SET PROBLEM:
Reproduce each record exactly.

Stored items:
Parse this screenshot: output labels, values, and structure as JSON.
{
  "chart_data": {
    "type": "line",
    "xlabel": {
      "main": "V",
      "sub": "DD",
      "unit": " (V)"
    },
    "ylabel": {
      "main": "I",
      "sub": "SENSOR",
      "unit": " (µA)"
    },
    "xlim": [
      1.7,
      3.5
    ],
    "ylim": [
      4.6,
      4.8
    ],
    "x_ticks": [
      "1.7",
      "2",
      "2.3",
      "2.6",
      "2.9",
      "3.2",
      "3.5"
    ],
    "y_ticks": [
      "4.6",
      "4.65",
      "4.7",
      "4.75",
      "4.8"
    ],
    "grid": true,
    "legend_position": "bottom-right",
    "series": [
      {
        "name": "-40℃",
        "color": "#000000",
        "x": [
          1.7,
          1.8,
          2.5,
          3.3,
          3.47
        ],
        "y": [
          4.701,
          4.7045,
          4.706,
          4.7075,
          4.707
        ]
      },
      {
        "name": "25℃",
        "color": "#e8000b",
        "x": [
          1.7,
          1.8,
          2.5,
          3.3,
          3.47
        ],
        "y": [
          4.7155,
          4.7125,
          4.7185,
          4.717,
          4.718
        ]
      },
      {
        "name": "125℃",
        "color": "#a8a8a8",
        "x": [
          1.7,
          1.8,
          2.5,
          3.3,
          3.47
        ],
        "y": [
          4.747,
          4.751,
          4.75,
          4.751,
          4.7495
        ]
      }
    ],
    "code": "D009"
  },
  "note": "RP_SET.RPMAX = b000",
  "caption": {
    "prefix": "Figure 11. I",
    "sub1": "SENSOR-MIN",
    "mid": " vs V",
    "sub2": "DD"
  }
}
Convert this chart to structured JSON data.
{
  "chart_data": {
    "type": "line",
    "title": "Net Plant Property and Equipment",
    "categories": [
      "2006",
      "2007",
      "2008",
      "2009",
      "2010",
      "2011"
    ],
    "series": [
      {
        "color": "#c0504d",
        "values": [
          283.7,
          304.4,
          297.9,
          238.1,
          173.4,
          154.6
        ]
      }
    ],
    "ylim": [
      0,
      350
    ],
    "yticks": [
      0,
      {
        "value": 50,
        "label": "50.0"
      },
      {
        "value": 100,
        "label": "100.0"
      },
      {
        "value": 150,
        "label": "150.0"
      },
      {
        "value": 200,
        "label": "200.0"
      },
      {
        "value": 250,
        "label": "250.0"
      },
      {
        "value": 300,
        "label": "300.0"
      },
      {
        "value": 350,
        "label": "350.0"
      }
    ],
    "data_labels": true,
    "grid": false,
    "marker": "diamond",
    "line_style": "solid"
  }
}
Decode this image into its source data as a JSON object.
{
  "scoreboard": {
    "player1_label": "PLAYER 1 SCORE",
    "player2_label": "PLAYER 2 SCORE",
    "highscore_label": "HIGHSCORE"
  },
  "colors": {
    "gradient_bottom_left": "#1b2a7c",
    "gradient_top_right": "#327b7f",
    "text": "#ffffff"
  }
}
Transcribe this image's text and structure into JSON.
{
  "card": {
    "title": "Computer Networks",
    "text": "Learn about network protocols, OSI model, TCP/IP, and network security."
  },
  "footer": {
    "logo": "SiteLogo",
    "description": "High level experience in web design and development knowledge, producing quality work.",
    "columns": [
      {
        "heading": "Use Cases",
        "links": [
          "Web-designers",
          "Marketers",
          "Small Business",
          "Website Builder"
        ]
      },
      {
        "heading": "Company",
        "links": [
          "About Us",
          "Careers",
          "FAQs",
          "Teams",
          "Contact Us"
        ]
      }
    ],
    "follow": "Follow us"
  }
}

FINAL RESULT:
Parse this screenshot: output labels, values, and structure as JSON.
{
  "chart_data": {
    "type": "line",
    "xlabel": {
      "main": "V",
      "sub": "DD",
      "unit": " (V)"
    },
    "ylabel": {
      "main": "I",
      "sub": "SENSOR",
      "unit": " (µA)"
    },
    "xlim": [
      1.7,
      3.5
    ],
    "ylim": [
      4.6,
      4.8
    ],
    "x_ticks": [
      "1.7",
      "2",
      "2.3",
      "2.6",
      "2.9",
      "3.2",
      "3.5"
    ],
    "y_ticks": [
      "4.6",
      "4.65",
      "4.7",
      "4.75",
      "4.8"
    ],
    "grid": true,
    "legend_position": "bottom-right",
    "series": [
      {
        "name": "-40℃",
        "color": "#000000",
        "x": [
          1.7,
          1.8,
          2.5,
          3.3,
          3.47
        ],
        "y": [
          4.701,
          4.7045,
          4.706,
          4.7075,
          4.707
        ]
      },
      {
        "name": "25℃",
        "color": "#e8000b",
        "x": [
          1.7,
          1.8,
          2.5,
          3.3,
          3.47
        ],
        "y": [
          4.7155,
          4.7125,
          4.7185,
          4.717,
          4.718
        ]
      },
      {
        "name": "125℃",
        "color": "#a8a8a8",
        "x": [
          1.7,
          1.8,
          2.5,
          3.3,
          3.47
        ],
        "y": [
          4.747,
          4.751,
          4.75,
          4.751,
          4.7495
        ]
      }
    ],
    "code": "D009"
  },
  "note": "RP_SET.RPMAX = b000",
  "caption": {
    "prefix": "Figure 11. I",
    "sub1": "SENSOR-MIN",
    "mid": " vs V",
    "sub2": "DD"
  }
}
Convert this chart to structured JSON data.
{
  "chart_data": {
    "type": "line",
    "title": "Net Plant Property and Equipment",
    "categories": [
      "2006",
      "2007",
      "2008",
      "2009",
      "2010",
      "2011"
    ],
    "series": [
      {
        "color": "#c0504d",
        "values": [
          283.7,
          304.4,
          297.9,
          238.1,
          173.4,
          154.6
        ]
      }
    ],
    "ylim": [
      0,
      350
    ],
    "yticks": [
      0,
      {
        "value": 50,
        "label": "50.0"
      },
      {
        "value": 100,
        "label": "100.0"
      },
      {
        "value": 150,
        "label": "150.0"
      },
      {
        "value": 200,
        "label": "200.0"
      },
      {
        "value": 250,
        "label": "250.0"
      },
      {
        "value": 300,
        "label": "300.0"
      },
      {
        "value": 350,
        "label": "350.0"
      }
    ],
    "data_labels": true,
    "grid": false,
    "marker": "diamond",
    "line_style": "solid"
  }
}
Decode this image into its source data as a JSON object.
{
  "scoreboard": {
    "player1_label": "PLAYER 1 SCORE",
    "player2_label": "PLAYER 2 SCORE",
    "highscore_label": "HIGHSCORE"
  },
  "colors": {
    "gradient_bottom_left": "#1b2a7c",
    "gradient_top_right": "#327b7f",
    "text": "#ffffff"
  }
}
Transcribe this image's text and structure into JSON.
{
  "card": {
    "title": "Computer Networks",
    "text": "Learn about network protocols, OSI model, TCP/IP, and network security."
  },
  "footer": {
    "logo": "SiteLogo",
    "description": "High level experience in web design and development knowledge, producing quality work.",
    "columns": [
      {
        "heading": "Use Cases",
        "links": [
          "Web-designers",
          "Marketers",
          "Small Business",
          "Website Builder"
        ]
      },
      {
        "heading": "Company",
        "links": [
          "About Us",
          "Careers",
          "FAQs",
          "Teams",
          "Contact Us"
        ]
      }
    ],
    "follow": "Follow us"
  }
}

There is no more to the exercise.